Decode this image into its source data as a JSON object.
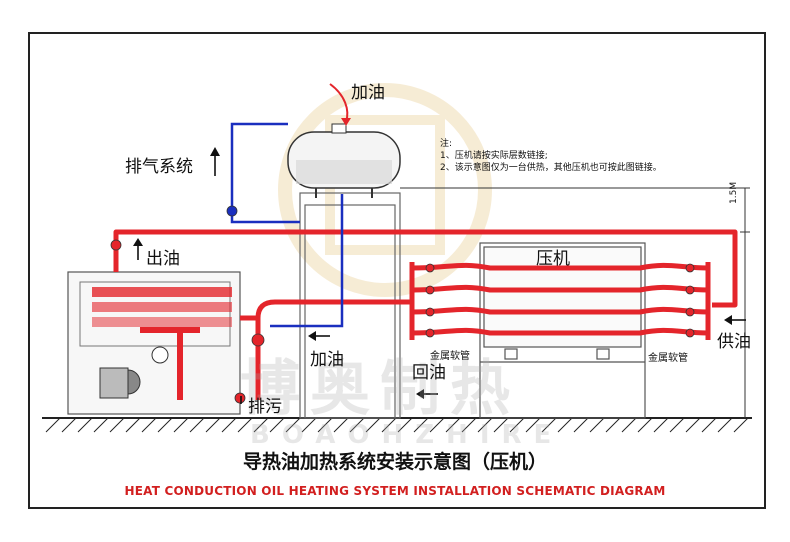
{
  "labels": {
    "add_oil": "加油",
    "exhaust": "排气系统",
    "out_oil": "出油",
    "add_oil_lower": "加油",
    "return_oil": "回油",
    "drain": "排污",
    "press": "压机",
    "supply_oil": "供油",
    "metal_hose_left": "金属软管",
    "metal_hose_right": "金属软管",
    "height": "1.5M"
  },
  "notes": {
    "heading": "注:",
    "line1": "1、压机请按实际层数链接;",
    "line2": "2、该示意图仅为一台供热，其他压机也可按此图链接。"
  },
  "title": {
    "cn": "导热油加热系统安装示意图（压机）",
    "en": "HEAT CONDUCTION OIL HEATING SYSTEM INSTALLATION SCHEMATIC DIAGRAM"
  },
  "watermark": {
    "cn": "博奥制热",
    "en": "BOAOHZHIRE"
  },
  "colors": {
    "pipe_red": "#e4252b",
    "pipe_blue": "#1a2fbf",
    "accent_red": "#d21f1f",
    "frame": "#222222"
  }
}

· · · · ·

> **GIVEN INSTRUCTION**:
Leaving the pictures aside, transcribe the entire listing exactly.

> **ANSWER TO THIS TASK**:
Decode this image into its source data as a JSON object.
{
  "labels": {
    "add_oil": "加油",
    "exhaust": "排气系统",
    "out_oil": "出油",
    "add_oil_lower": "加油",
    "return_oil": "回油",
    "drain": "排污",
    "press": "压机",
    "supply_oil": "供油",
    "metal_hose_left": "金属软管",
    "metal_hose_right": "金属软管",
    "height": "1.5M"
  },
  "notes": {
    "heading": "注:",
    "line1": "1、压机请按实际层数链接;",
    "line2": "2、该示意图仅为一台供热，其他压机也可按此图链接。"
  },
  "title": {
    "cn": "导热油加热系统安装示意图（压机）",
    "en": "HEAT CONDUCTION OIL HEATING SYSTEM INSTALLATION SCHEMATIC DIAGRAM"
  },
  "watermark": {
    "cn": "博奥制热",
    "en": "BOAOHZHIRE"
  },
  "colors": {
    "pipe_red": "#e4252b",
    "pipe_blue": "#1a2fbf",
    "accent_red": "#d21f1f",
    "frame": "#222222"
  }
}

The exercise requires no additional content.